| Domande da svolgere |
1) Riassumi in due frasi il testo su Gano di Maganza.
2) Trasforma in un elenco puntato il paragrafo del testo su Gano di Maganza che comincia con "Pur essendo uno dei paladini del re", mantenendone i fatti principali.
3) Trascrivi, per favore, il passo del testo su Gano di Maganza compreso tra "La storia e" e "dei pupi siciliana.", estremi inclusi.

| Testo in esame |
# # #
Gano di Maganza

Da Wikipedia, l'enciclopedia libera.
Supplizio di Gano, da un manoscritto conservato nella Biblioteca Nazionale di Francia

Gano di Maganza, o Magonza, è un personaggio della "Chanson de Roland", poema del ciclo carolingio.

Gano era patrigno di Orlando quindi cognato di Carlo Magno, avendo sposato la madre di Orlando, Berta, sorella di Carlo Magno, dopo la morte del marito, Milone, per mano dei Saraceni.

Pur essendo uno dei paladini del re, Gano tradisce la propria patria svelando ai Saraceni il modo per cogliere di sorpresa a Roncisvalle la retroguardia franca di ritorno dalla Spagna. A capo di essa c'è Orlando, suo figliastro e oggetto di odio, che esita a suonare l'olifante per chiedere soccorso, causando così la propria morte e quella dei suoi compagni. La retroguardia viene sconfitta, ma Gano avrà una punizione orribile per il suo tradimento: egli sarà squartato vivo e i suoi resti bruciati e sparsi al vento.

La storia e il personaggio di Gano daranno adito alla leggenda della presunta disonestà dei Maganziesi.

Gano di Maganza è anche un personaggio dell'opera dei pupi siciliana.
# # #
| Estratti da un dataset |
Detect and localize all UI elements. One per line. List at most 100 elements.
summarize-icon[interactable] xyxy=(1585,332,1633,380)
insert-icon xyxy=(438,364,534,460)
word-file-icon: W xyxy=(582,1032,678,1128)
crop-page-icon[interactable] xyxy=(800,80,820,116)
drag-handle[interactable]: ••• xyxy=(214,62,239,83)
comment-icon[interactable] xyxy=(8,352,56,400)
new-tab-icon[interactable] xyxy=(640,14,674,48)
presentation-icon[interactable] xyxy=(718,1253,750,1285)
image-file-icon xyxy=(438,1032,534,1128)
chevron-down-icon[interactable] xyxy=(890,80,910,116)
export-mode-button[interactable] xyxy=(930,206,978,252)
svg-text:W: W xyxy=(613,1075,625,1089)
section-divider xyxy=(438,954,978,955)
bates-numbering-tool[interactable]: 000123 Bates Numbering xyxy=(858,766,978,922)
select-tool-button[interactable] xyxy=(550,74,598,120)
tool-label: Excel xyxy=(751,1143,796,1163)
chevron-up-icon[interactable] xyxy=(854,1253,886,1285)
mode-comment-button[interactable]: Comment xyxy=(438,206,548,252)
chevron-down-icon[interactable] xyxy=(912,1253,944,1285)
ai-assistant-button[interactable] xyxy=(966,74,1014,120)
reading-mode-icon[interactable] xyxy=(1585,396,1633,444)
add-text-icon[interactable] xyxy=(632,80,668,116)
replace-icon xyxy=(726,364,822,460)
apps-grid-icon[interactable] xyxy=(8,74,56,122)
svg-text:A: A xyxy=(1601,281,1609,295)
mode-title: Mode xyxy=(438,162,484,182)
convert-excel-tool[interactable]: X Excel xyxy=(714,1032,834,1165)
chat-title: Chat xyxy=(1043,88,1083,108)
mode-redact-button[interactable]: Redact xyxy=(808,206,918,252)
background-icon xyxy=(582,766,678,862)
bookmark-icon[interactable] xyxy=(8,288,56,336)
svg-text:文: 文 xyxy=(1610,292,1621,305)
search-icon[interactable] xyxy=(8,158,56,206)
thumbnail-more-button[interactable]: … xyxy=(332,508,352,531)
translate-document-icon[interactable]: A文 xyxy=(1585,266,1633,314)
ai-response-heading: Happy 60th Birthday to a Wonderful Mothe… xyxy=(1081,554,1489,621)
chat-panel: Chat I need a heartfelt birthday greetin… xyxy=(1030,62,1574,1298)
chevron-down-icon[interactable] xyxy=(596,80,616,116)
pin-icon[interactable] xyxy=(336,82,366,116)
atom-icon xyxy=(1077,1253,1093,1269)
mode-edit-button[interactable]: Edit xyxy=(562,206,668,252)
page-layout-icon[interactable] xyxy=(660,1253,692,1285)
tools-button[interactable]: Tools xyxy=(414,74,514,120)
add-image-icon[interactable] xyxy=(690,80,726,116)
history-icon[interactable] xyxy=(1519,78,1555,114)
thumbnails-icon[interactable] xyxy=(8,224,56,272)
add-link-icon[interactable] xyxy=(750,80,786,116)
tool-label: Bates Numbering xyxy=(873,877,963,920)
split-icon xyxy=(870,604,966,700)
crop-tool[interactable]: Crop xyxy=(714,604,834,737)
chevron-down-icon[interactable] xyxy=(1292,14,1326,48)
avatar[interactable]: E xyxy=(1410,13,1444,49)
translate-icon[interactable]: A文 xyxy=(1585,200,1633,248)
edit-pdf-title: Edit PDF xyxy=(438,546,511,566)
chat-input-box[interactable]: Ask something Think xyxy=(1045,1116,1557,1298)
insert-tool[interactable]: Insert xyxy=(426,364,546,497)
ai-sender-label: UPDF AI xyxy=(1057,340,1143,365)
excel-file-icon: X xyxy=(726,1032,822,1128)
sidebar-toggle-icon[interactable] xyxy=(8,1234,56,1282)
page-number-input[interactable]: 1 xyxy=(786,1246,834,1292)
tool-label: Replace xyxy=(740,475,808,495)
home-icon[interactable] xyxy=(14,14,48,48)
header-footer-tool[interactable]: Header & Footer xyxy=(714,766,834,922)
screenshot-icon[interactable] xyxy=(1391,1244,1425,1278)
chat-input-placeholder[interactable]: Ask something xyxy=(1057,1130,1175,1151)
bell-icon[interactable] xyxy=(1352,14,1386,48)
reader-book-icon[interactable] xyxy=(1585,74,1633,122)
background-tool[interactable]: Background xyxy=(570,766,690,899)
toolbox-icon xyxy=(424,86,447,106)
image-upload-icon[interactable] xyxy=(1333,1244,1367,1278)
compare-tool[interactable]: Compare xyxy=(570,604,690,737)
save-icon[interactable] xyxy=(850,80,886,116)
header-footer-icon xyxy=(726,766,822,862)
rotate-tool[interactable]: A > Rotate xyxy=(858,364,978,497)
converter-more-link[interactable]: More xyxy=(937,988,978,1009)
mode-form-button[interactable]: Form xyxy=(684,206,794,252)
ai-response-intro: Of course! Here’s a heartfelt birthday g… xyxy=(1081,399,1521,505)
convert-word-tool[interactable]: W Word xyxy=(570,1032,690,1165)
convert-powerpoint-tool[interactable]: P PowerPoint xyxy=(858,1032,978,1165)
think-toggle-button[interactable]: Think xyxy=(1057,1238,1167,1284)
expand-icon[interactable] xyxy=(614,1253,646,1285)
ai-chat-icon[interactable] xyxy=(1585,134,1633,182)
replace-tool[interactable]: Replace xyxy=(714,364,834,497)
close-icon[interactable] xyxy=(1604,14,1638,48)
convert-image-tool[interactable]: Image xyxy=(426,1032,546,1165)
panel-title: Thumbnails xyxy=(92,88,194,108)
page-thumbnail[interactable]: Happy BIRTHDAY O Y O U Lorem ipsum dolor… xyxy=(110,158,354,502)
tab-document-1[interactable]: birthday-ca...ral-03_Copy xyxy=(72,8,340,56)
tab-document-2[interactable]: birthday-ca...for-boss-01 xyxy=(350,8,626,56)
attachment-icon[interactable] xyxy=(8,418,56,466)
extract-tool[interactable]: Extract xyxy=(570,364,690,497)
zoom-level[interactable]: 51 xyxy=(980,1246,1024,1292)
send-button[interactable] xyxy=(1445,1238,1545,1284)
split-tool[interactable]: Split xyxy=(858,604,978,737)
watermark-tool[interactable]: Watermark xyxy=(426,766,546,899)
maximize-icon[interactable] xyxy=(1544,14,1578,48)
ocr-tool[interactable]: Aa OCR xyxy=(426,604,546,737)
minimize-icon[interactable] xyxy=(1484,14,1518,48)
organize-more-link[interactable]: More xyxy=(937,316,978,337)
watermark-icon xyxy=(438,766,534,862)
# # #
| Risposte dell'esercizio |
1) Gano di Maganza è un personaggio della "Chanson de Roland", patrigno di Orlando e cognato di Carlo Magno. Pur essendo uno dei paladini del re, svela ai Saraceni come sorprendere a Roncisvalle la retroguardia franca guidata da Orlando, e per questo tradimento viene squartato vivo e i suoi resti sono bruciati e sparsi al vento.

2)
- Gano, paladino del re, tradisce la patria.
- Rivela ai Saraceni come cogliere di sorpresa a Roncisvalle la retroguardia franca di ritorno dalla Spagna.
- La retroguardia è guidata da Orlando, figliastro di Gano e oggetto del suo odio.
- Orlando esita a suonare l'olifante per chiedere soccorso e così muore insieme ai compagni.
- La retroguardia viene sconfitta.
- Per il tradimento Gano viene squartato vivo, e i suoi resti sono bruciati e sparsi al vento.

3)
La storia e il personaggio di Gano daranno adito alla leggenda della presunta disonestà dei Maganziesi.

Gano di Maganza è anche un personaggio dell'opera dei pupi siciliana.